Copy out each line in the material below that has the word "ดเตร".

==== Information given

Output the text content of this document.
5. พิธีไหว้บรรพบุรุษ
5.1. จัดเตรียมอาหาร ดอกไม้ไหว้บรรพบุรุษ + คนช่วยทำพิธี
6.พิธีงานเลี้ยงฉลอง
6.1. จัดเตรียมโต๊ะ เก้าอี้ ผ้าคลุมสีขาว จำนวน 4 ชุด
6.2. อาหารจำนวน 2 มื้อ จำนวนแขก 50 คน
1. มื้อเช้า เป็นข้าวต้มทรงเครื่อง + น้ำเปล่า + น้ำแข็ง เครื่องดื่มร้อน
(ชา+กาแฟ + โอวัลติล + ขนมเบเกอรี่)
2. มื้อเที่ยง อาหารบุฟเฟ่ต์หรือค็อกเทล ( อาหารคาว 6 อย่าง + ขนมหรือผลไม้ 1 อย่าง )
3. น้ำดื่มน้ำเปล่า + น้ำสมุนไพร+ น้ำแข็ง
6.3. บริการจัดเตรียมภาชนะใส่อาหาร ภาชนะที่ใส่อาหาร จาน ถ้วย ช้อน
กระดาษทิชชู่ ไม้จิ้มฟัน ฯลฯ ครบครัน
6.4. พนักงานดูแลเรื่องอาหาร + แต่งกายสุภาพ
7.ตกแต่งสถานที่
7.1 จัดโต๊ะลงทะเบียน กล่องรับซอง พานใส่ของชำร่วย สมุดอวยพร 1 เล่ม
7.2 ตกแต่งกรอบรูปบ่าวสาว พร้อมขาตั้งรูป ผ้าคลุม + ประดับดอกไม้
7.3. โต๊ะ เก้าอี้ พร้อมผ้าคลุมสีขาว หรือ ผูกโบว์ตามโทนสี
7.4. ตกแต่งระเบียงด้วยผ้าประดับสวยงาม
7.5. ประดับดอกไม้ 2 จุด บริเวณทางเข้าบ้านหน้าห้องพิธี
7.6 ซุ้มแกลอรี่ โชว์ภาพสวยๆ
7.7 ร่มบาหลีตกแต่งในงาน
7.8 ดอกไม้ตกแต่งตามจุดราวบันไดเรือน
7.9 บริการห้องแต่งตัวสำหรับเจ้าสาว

========

The reply
5.1. จัดเตรียมอาหาร ดอกไม้ไหว้บรรพบุรุษ + คนช่วยทำพิธี
6.1. จัดเตรียมโต๊ะ เก้าอี้ ผ้าคลุมสีขาว จำนวน 4 ชุด
6.3. บริการจัดเตรียมภาชนะใส่อาหาร ภาชนะที่ใส่อาหาร จาน ถ้วย ช้อน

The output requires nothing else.